> _Listed entries_:
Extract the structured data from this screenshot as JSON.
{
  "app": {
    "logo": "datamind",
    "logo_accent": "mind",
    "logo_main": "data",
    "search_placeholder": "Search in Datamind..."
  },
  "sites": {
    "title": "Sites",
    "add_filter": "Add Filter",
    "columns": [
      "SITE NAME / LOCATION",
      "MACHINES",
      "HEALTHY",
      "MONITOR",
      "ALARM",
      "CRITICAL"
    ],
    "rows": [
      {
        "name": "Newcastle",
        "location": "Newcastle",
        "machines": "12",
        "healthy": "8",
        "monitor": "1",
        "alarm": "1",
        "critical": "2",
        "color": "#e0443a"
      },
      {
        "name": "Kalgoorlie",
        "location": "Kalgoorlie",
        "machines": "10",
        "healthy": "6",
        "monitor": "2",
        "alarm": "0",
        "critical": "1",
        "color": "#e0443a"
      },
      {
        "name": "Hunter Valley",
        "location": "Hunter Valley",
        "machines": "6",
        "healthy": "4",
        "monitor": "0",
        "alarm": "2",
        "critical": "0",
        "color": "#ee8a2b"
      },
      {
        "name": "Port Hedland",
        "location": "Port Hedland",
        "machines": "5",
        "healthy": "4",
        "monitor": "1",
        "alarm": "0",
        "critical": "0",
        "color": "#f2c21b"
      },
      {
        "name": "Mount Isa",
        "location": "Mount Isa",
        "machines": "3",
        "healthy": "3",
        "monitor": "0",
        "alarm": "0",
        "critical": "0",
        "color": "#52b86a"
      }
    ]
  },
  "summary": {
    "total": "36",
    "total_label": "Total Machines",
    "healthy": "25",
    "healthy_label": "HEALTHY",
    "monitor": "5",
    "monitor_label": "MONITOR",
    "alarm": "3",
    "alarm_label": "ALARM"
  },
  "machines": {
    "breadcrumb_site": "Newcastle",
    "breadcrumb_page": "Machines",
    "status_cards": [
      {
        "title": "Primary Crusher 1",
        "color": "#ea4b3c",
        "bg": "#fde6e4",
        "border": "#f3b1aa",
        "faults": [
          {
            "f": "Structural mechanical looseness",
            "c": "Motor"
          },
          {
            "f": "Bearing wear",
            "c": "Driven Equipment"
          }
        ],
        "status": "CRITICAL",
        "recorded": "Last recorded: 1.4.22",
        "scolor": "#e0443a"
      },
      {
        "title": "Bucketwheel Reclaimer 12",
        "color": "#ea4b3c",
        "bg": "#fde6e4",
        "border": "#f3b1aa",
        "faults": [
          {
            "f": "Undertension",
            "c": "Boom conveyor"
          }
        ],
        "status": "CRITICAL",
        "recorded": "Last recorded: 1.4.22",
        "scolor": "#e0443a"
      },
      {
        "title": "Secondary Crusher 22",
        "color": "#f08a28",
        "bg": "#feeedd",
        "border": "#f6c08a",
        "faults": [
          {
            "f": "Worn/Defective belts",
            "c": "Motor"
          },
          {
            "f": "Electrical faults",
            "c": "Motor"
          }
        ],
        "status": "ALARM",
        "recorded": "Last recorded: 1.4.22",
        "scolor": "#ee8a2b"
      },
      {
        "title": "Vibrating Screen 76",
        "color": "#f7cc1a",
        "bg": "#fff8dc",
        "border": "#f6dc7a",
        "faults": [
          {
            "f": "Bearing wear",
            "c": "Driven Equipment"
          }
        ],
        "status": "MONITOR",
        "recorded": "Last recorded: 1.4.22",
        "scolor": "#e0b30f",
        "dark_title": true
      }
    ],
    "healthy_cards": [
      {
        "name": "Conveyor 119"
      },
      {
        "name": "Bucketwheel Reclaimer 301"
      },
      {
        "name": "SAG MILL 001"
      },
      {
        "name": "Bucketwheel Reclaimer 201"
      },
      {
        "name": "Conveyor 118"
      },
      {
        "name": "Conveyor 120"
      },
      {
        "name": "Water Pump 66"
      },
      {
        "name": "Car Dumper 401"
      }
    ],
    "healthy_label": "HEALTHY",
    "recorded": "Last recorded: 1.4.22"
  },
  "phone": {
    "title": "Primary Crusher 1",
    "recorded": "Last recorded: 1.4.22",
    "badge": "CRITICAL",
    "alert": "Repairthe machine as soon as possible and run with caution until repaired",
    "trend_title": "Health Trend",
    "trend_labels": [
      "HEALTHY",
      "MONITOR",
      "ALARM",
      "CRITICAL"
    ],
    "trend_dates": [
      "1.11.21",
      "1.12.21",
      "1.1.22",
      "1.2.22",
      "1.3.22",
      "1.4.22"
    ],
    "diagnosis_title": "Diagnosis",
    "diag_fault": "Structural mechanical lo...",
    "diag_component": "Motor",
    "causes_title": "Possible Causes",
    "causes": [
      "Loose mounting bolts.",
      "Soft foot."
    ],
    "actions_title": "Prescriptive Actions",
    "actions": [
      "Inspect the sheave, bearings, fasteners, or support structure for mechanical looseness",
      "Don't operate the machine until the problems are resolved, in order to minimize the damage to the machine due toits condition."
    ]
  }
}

> _Stated exercise_:
Which lines hold the word "mechanical"? Copy every one of them.

> _Task answer_:
            "f": "Structural mechanical looseness",
    "diag_fault": "Structural mechanical lo...",
      "Inspect the sheave, bearings, fasteners, or support structure for mechanical looseness",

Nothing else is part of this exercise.